- [DATA SECTION]:
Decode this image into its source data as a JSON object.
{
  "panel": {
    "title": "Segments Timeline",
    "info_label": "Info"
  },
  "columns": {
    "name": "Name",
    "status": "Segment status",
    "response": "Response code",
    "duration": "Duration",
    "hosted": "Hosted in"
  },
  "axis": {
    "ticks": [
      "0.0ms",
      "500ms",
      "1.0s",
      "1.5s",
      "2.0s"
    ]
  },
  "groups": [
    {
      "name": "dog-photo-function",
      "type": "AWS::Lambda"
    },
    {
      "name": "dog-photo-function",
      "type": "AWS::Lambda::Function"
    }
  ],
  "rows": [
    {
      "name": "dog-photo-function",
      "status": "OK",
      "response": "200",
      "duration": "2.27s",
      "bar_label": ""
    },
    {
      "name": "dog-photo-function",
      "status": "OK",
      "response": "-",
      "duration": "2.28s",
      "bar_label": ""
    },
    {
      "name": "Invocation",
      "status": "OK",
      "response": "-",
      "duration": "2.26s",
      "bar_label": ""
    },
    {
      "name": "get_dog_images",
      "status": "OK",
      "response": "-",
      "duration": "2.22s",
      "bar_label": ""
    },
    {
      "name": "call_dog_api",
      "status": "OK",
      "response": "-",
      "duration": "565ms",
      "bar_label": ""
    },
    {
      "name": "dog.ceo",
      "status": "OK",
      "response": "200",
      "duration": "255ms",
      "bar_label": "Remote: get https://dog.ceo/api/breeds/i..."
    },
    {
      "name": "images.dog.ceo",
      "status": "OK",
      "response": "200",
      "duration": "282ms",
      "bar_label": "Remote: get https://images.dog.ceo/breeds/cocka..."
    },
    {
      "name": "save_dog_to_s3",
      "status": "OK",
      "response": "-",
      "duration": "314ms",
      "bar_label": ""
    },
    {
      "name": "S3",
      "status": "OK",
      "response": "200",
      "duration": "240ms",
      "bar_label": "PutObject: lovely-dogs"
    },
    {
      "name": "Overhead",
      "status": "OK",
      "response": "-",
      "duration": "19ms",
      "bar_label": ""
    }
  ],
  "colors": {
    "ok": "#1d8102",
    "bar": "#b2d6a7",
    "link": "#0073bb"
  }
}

- [REQUIREMENT]:
Copy every line in the entries above that has the string "Remote" in it.

- [THE ANSWER]:
      "bar_label": "Remote: get https://dog.ceo/api/breeds/i..."
      "bar_label": "Remote: get https://images.dog.ceo/breeds/cocka..."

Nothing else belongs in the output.